> **TASK STATEMENT**
Locate all lines in the data below that hold "JSON" and show them.

> **MATERIALS PROVIDED**
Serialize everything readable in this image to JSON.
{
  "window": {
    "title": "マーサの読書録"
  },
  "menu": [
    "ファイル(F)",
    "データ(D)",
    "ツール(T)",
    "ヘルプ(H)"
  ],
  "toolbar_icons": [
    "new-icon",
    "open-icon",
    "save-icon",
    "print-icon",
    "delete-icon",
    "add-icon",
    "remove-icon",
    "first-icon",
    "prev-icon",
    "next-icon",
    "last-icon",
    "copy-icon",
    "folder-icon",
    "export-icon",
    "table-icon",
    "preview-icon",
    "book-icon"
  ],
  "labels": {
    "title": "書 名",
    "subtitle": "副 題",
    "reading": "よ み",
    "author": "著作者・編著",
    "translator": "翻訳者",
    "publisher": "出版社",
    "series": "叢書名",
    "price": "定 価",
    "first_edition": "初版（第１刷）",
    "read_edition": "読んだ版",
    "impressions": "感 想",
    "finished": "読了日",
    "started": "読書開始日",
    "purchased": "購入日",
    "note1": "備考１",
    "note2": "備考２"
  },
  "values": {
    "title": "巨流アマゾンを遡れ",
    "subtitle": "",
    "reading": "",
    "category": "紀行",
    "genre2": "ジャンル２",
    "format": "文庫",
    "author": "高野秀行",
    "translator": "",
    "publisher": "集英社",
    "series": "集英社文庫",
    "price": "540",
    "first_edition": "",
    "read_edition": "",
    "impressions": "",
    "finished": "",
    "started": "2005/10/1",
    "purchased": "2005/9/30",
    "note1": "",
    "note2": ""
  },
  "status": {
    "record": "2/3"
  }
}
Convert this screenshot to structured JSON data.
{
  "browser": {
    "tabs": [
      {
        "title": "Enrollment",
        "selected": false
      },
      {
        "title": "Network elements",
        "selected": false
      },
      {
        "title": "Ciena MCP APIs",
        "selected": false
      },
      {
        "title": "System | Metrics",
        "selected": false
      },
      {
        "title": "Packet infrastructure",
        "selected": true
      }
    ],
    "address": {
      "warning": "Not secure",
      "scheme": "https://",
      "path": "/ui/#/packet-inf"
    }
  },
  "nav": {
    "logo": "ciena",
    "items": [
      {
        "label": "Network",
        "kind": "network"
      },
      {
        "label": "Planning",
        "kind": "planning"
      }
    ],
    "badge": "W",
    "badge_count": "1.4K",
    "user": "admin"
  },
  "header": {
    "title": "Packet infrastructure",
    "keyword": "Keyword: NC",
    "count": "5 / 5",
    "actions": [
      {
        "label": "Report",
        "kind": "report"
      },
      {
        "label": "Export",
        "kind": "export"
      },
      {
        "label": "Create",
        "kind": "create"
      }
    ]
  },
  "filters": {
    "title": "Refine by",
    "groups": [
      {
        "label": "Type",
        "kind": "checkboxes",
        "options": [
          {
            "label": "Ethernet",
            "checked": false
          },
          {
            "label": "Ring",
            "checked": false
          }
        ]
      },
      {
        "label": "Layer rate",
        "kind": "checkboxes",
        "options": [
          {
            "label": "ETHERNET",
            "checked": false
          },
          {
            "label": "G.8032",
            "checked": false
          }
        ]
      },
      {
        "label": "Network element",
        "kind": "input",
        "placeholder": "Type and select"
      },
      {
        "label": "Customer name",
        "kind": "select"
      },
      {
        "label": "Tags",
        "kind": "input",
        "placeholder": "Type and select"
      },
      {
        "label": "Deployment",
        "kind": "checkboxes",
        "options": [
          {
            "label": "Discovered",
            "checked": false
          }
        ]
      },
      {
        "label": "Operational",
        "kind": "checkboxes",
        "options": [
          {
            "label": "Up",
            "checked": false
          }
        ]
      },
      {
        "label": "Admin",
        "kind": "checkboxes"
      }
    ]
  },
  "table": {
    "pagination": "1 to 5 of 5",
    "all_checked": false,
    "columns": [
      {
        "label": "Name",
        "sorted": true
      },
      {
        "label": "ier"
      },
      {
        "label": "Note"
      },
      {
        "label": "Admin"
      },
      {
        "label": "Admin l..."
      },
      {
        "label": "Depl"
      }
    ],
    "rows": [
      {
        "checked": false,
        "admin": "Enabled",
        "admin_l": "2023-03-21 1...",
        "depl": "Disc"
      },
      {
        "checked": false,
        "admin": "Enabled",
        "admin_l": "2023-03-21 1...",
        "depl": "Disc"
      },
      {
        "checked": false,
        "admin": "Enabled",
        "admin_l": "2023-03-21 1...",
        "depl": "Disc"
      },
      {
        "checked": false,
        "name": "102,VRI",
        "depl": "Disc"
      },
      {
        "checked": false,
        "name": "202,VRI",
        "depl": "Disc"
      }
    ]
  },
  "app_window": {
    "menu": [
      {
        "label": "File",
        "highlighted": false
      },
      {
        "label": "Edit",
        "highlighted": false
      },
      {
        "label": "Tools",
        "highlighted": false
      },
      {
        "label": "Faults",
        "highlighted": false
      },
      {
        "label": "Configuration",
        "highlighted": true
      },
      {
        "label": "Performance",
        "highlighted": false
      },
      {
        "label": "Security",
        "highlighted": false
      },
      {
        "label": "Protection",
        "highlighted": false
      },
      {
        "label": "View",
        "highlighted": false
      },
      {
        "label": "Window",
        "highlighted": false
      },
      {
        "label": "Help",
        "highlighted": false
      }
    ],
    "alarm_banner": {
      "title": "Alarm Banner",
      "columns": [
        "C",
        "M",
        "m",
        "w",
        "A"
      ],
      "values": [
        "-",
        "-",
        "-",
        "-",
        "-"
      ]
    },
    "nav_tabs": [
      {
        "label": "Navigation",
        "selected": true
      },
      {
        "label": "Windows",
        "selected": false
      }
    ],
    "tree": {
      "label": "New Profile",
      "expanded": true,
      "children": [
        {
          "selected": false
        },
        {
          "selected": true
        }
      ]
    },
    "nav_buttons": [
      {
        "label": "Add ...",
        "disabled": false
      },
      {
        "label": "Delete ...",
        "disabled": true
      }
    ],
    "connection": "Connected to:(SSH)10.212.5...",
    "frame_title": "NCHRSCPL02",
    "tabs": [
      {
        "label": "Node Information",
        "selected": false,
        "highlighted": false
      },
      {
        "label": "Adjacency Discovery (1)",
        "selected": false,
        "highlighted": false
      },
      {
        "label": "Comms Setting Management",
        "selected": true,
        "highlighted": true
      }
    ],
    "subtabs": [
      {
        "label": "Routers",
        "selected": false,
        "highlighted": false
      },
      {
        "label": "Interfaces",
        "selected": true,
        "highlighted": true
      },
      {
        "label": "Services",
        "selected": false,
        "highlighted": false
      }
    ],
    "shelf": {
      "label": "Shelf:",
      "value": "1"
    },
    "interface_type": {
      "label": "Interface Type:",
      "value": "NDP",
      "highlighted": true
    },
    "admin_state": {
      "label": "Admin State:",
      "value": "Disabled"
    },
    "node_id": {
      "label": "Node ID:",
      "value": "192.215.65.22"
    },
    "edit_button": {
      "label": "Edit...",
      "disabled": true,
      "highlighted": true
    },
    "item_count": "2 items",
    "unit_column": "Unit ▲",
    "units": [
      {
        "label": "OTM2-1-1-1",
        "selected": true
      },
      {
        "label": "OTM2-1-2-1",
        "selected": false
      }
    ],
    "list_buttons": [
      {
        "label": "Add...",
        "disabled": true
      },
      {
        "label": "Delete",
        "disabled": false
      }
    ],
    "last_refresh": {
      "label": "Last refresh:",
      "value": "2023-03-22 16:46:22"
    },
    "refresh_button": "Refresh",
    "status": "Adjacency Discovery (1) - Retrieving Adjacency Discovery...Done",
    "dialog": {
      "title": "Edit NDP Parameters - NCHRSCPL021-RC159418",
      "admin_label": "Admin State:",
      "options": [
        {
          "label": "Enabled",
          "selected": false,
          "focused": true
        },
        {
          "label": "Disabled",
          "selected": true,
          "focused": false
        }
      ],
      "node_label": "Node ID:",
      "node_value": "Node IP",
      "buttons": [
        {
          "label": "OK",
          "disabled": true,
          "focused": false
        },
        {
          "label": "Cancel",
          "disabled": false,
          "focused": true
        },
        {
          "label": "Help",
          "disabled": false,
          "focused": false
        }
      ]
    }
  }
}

> **RESPONSE TO THIS TASK**
Serialize everything readable in this image to JSON.
Convert this screenshot to structured JSON data.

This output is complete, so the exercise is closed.